++++ Records for processing ++++
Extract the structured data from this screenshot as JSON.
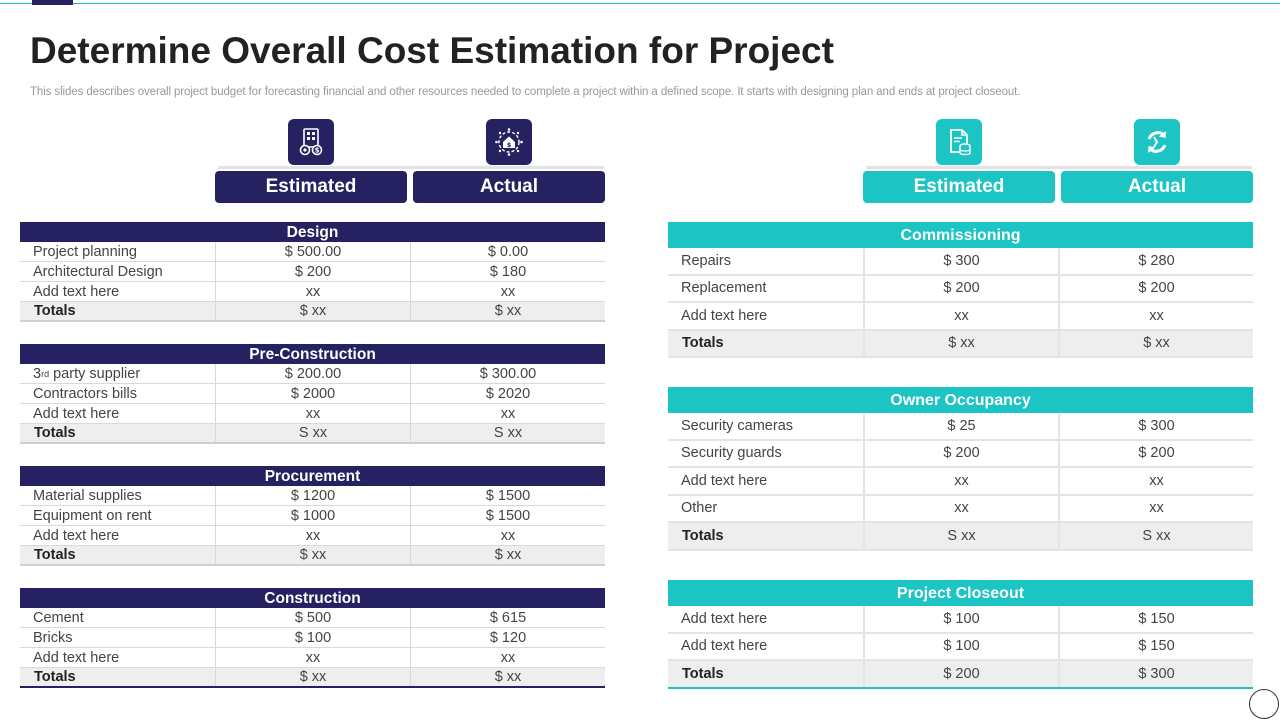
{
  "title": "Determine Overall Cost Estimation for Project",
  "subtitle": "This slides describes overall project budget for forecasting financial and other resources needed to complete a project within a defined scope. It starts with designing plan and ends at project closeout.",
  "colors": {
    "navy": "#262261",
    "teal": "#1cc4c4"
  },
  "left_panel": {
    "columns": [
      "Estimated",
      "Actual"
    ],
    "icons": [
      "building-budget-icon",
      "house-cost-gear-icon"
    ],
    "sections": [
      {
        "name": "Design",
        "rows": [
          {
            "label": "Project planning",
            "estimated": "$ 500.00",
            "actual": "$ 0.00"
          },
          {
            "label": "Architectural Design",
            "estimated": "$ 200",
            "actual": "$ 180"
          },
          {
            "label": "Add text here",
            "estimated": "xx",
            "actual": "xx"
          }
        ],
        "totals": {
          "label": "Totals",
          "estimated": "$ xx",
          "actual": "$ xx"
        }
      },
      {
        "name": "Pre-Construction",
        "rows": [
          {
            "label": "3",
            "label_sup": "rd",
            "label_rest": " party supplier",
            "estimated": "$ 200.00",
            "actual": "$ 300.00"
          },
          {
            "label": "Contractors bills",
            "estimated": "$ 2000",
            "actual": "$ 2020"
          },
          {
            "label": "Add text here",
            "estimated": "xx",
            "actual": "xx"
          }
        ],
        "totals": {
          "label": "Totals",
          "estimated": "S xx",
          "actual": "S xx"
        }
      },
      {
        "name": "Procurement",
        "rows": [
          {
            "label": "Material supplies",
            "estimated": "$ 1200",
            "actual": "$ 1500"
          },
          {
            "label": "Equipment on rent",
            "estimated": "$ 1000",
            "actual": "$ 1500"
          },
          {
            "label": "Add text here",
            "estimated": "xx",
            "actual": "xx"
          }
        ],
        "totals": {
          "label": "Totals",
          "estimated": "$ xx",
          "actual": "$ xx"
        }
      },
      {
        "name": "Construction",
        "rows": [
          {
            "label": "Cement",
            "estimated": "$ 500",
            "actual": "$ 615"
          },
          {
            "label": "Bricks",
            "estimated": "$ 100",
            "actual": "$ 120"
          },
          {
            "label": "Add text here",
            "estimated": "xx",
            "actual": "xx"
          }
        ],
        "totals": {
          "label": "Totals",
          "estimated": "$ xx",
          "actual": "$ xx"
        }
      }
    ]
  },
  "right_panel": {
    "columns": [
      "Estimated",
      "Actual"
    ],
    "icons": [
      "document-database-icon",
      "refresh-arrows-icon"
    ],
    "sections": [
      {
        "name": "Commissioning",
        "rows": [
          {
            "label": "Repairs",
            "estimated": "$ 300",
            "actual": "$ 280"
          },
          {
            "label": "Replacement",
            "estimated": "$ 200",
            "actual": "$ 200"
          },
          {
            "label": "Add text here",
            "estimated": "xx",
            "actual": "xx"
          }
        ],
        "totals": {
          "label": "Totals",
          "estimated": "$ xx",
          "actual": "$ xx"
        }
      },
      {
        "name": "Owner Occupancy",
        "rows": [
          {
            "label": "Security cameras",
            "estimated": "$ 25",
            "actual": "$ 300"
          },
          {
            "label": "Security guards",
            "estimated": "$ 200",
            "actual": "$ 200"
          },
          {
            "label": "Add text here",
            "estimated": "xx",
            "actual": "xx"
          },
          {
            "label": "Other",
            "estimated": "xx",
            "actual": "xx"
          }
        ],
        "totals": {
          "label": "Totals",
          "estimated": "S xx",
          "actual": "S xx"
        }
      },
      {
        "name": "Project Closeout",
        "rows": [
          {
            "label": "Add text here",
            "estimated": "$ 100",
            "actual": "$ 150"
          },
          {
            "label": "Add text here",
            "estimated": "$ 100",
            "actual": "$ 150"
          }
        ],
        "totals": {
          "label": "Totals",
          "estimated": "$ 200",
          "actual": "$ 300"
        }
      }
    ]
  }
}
++++
▶ **Exercise**
Copy out every line from the records that has the word "budget".

▶ **Reply to the exercise**
  "subtitle": "This slides describes overall project budget for forecasting financial and other resources needed to complete a project within a defined scope. It starts with designing plan and ends at project closeout.",
      "building-budget-icon",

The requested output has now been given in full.